Collected data
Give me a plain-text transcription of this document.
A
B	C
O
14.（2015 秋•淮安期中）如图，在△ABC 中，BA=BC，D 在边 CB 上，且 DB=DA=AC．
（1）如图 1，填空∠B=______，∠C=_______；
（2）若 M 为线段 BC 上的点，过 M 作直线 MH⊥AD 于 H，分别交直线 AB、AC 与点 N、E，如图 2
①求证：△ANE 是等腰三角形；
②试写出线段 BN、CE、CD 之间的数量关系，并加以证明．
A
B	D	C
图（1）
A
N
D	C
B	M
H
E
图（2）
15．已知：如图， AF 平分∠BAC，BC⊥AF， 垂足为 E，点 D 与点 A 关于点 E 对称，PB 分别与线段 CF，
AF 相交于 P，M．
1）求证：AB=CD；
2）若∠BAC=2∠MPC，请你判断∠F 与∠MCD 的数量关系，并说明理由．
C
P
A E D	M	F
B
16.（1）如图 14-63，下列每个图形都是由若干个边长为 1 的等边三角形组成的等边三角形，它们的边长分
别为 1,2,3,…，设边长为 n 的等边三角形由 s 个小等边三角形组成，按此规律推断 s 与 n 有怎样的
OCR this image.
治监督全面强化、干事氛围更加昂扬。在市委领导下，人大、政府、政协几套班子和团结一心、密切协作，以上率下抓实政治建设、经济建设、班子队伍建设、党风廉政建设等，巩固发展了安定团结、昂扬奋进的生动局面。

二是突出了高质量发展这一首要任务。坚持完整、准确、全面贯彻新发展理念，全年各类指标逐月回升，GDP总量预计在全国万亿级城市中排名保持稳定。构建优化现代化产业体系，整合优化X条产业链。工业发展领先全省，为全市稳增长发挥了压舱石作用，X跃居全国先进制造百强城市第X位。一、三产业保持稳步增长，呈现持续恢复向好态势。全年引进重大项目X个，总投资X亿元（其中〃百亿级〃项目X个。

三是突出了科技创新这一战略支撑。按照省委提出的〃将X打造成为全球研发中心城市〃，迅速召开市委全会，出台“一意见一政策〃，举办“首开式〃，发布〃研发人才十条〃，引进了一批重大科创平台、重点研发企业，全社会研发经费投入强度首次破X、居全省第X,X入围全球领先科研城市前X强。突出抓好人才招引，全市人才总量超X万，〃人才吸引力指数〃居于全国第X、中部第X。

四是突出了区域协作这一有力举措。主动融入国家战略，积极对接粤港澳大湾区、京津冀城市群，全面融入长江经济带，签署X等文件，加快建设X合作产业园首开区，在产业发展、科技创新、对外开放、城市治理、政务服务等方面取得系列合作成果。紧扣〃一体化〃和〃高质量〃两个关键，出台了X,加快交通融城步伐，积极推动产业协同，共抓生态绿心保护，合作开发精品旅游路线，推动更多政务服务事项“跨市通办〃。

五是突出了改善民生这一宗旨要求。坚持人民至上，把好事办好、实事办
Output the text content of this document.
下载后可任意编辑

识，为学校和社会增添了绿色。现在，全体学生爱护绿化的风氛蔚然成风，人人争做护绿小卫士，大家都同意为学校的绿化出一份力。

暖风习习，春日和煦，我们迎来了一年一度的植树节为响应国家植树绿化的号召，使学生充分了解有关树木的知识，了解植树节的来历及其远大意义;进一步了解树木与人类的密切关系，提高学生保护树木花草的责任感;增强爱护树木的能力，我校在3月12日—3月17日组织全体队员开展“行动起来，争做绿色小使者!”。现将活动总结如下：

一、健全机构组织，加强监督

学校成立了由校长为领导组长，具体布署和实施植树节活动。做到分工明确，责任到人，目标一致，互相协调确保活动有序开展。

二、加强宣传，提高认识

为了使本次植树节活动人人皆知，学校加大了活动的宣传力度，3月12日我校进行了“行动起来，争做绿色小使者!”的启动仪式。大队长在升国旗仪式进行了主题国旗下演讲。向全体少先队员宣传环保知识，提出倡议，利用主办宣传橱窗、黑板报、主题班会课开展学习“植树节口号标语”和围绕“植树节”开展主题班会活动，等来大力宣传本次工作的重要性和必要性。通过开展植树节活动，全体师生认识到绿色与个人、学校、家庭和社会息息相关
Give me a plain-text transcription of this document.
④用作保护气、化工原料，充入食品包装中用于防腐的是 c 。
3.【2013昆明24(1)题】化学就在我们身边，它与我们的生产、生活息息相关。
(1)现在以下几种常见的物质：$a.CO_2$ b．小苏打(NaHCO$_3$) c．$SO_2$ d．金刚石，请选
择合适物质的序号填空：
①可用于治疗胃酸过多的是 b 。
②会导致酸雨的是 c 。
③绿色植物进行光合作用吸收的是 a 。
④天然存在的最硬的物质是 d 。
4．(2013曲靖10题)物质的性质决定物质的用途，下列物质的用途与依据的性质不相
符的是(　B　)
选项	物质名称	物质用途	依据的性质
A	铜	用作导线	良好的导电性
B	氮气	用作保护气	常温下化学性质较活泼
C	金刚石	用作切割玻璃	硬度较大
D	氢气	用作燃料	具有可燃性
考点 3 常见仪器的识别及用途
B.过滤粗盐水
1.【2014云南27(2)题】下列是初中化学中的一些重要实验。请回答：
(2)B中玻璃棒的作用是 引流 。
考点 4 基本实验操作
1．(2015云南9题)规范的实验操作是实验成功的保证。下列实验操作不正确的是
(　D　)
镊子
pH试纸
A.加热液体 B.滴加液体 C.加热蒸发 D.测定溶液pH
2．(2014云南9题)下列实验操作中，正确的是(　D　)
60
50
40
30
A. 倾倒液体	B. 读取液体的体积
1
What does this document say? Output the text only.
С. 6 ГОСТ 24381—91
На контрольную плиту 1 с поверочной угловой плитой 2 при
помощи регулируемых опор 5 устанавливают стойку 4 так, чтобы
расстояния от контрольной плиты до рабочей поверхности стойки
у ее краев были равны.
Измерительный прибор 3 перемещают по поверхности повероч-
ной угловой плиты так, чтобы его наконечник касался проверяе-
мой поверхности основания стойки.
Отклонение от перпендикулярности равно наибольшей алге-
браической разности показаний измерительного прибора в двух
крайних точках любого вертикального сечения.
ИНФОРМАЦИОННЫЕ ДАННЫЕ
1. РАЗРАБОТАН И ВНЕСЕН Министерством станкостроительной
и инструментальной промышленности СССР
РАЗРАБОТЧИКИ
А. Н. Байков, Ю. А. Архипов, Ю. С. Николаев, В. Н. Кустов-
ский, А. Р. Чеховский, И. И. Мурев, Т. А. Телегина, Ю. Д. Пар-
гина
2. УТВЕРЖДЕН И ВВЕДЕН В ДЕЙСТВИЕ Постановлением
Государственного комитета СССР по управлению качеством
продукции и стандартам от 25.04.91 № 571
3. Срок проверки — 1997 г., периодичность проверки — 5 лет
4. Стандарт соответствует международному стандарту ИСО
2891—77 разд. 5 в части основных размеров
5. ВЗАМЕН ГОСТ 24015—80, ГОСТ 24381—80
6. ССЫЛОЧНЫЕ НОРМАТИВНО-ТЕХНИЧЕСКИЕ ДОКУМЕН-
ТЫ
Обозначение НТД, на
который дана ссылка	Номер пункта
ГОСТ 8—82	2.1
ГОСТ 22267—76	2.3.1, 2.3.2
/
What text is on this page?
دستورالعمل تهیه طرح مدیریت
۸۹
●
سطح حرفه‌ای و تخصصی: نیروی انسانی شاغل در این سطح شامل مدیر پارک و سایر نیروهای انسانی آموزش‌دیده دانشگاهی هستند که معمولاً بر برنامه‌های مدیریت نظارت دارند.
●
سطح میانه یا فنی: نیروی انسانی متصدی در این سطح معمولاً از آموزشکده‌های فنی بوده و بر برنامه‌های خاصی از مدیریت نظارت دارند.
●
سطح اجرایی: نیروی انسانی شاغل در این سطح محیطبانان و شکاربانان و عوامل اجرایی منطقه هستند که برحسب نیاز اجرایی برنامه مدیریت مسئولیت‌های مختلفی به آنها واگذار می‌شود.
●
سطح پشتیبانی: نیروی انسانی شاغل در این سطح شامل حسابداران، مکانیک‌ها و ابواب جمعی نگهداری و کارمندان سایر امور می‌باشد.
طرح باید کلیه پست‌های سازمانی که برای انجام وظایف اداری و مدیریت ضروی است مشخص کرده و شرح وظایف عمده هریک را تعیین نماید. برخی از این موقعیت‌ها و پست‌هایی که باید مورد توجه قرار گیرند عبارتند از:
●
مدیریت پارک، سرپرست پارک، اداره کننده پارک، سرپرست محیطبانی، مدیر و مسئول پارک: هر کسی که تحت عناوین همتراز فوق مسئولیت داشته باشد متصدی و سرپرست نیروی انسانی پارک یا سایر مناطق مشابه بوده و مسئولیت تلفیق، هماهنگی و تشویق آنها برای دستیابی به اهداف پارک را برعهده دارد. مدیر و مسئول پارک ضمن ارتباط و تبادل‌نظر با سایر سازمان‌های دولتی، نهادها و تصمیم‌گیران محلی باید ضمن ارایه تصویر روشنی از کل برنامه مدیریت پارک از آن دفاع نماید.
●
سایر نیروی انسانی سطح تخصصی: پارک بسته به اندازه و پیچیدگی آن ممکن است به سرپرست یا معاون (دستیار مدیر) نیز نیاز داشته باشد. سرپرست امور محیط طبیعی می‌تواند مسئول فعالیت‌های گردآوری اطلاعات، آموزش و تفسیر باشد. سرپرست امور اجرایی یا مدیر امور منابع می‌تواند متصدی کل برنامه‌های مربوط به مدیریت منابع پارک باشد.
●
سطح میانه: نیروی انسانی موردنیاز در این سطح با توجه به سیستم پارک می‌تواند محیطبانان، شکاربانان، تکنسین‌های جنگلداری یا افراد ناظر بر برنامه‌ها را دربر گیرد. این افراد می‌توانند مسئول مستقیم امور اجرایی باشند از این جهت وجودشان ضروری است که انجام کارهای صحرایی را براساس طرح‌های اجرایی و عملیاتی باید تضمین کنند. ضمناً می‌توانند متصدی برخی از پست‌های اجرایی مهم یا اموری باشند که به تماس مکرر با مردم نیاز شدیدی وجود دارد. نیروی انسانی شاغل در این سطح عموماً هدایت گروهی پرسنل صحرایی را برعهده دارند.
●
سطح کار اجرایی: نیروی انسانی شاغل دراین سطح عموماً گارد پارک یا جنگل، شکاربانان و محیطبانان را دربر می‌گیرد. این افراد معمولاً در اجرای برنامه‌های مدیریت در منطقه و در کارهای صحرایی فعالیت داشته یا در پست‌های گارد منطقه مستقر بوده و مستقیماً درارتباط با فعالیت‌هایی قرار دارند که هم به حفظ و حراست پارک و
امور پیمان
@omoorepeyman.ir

> Stated problem: Which lines above hold the word "плиты"? Copy each of them.

> Full answer:
расстояния от контрольной плиты до рабочей поверхности стойки
ной угловой плиты так, чтобы его наконечник касался проверяе-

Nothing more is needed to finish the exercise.